§ Problem to solve
Give the rows below as a JSON list of strings, one string per line with blank lines left out, starting at the very first line and ending at the line containing "52, 1898, 127]", both included.
start Excerpted records
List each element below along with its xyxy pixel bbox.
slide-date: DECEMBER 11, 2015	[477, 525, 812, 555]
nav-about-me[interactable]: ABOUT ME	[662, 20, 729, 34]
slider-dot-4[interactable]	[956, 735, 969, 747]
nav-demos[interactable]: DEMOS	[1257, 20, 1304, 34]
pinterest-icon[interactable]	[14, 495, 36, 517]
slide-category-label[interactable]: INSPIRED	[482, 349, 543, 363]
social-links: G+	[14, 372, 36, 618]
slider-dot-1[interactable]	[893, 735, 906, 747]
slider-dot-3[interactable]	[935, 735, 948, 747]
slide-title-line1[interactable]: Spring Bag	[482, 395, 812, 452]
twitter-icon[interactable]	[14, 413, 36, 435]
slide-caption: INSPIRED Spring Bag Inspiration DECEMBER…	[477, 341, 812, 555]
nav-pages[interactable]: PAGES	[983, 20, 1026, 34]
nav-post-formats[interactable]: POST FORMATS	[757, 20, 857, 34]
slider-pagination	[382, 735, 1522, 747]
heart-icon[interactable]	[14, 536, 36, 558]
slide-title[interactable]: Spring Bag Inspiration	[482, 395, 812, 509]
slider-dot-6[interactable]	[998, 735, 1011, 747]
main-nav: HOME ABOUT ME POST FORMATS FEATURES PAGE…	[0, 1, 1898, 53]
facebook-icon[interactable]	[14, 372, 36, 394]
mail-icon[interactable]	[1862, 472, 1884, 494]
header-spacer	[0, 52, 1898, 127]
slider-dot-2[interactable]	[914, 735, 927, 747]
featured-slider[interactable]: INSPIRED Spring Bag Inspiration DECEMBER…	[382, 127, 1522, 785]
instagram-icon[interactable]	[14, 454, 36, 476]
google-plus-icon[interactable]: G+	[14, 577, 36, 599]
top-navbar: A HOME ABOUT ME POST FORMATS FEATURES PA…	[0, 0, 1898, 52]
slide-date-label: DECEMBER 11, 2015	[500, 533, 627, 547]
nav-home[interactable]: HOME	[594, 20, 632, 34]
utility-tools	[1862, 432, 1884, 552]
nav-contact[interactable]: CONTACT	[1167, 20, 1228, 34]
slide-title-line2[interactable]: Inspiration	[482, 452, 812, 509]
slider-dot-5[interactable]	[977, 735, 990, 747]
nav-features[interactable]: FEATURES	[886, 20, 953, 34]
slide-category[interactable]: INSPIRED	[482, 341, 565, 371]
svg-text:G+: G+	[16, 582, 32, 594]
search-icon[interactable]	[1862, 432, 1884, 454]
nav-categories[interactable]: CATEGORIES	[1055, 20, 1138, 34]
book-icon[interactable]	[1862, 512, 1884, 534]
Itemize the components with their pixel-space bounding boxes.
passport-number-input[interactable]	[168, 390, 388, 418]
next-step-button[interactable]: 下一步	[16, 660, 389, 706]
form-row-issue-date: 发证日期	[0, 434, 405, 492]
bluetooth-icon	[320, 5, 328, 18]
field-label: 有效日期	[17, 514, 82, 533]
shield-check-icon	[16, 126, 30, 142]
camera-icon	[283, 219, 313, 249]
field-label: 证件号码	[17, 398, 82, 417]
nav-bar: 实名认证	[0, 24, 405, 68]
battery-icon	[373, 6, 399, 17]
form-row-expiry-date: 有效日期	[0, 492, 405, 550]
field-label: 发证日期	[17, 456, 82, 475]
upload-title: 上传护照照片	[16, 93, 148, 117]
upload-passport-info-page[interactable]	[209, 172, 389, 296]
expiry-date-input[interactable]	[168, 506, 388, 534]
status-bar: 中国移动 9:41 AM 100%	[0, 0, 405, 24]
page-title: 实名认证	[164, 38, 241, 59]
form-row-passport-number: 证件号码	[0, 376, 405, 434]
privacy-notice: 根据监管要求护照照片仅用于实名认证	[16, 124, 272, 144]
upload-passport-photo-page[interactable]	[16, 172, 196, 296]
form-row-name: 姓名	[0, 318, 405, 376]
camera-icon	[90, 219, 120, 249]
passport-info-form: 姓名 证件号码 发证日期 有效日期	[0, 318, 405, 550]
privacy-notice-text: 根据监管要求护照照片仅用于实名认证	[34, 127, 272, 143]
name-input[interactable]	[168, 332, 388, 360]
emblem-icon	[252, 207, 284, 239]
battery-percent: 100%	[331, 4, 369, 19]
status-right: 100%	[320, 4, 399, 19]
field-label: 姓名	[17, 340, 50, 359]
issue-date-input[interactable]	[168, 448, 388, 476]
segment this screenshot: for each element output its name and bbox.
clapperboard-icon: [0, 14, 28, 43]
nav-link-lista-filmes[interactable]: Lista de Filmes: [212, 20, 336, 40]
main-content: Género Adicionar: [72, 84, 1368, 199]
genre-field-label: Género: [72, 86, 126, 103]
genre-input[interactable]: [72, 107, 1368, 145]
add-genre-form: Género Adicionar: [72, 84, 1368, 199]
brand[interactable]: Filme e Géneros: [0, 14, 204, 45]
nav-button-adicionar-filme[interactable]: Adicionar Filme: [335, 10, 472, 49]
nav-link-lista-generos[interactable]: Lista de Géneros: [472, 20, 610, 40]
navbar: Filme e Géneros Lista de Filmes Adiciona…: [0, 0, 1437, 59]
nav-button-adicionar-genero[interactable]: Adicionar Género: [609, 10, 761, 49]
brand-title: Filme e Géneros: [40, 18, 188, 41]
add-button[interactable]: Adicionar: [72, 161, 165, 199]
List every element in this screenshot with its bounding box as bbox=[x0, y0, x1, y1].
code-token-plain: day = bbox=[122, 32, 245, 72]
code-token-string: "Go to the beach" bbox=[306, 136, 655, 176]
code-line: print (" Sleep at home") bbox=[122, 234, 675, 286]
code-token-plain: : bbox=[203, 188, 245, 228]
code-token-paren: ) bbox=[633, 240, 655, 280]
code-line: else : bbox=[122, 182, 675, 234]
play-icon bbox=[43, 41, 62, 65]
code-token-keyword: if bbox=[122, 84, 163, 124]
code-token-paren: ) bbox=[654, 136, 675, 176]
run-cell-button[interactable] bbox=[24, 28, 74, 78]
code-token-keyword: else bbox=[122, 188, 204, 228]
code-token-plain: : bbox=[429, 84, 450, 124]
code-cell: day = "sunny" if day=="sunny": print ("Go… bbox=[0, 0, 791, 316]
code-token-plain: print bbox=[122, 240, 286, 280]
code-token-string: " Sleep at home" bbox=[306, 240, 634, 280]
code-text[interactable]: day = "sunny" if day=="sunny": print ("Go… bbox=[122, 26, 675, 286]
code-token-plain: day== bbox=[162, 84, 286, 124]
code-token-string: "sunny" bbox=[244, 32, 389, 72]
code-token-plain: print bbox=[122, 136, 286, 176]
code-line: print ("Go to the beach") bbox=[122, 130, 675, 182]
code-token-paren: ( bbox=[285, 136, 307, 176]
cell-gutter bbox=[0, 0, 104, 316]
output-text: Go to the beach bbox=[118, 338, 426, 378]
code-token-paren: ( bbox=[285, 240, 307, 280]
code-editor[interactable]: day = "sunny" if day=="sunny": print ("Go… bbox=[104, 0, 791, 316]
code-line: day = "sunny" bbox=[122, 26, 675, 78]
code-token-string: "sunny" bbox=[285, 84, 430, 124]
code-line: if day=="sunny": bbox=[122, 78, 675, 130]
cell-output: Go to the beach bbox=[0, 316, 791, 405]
end Excerpted records
§ Complete output
[
  "List each element below along with its xyxy pixel bbox.",
  "slide-date: DECEMBER 11, 2015\t[477, 525, 812, 555]",
  "nav-about-me[interactable]: ABOUT ME\t[662, 20, 729, 34]",
  "slider-dot-4[interactable]\t[956, 735, 969, 747]",
  "nav-demos[interactable]: DEMOS\t[1257, 20, 1304, 34]",
  "pinterest-icon[interactable]\t[14, 495, 36, 517]",
  "slide-category-label[interactable]: INSPIRED\t[482, 349, 543, 363]",
  "social-links: G+\t[14, 372, 36, 618]",
  "slider-dot-1[interactable]\t[893, 735, 906, 747]",
  "slider-dot-3[interactable]\t[935, 735, 948, 747]",
  "slide-title-line1[interactable]: Spring Bag\t[482, 395, 812, 452]",
  "twitter-icon[interactable]\t[14, 413, 36, 435]",
  "slide-caption: INSPIRED Spring Bag Inspiration DECEMBER…\t[477, 341, 812, 555]",
  "nav-pages[interactable]: PAGES\t[983, 20, 1026, 34]",
  "nav-post-formats[interactable]: POST FORMATS\t[757, 20, 857, 34]",
  "slider-pagination\t[382, 735, 1522, 747]",
  "heart-icon[interactable]\t[14, 536, 36, 558]",
  "slide-title[interactable]: Spring Bag Inspiration\t[482, 395, 812, 509]",
  "slider-dot-6[interactable]\t[998, 735, 1011, 747]",
  "main-nav: HOME ABOUT ME POST FORMATS FEATURES PAGE…\t[0, 1, 1898, 53]",
  "facebook-icon[interactable]\t[14, 372, 36, 394]",
  "mail-icon[interactable]\t[1862, 472, 1884, 494]",
  "header-spacer\t[0, 52, 1898, 127]"
]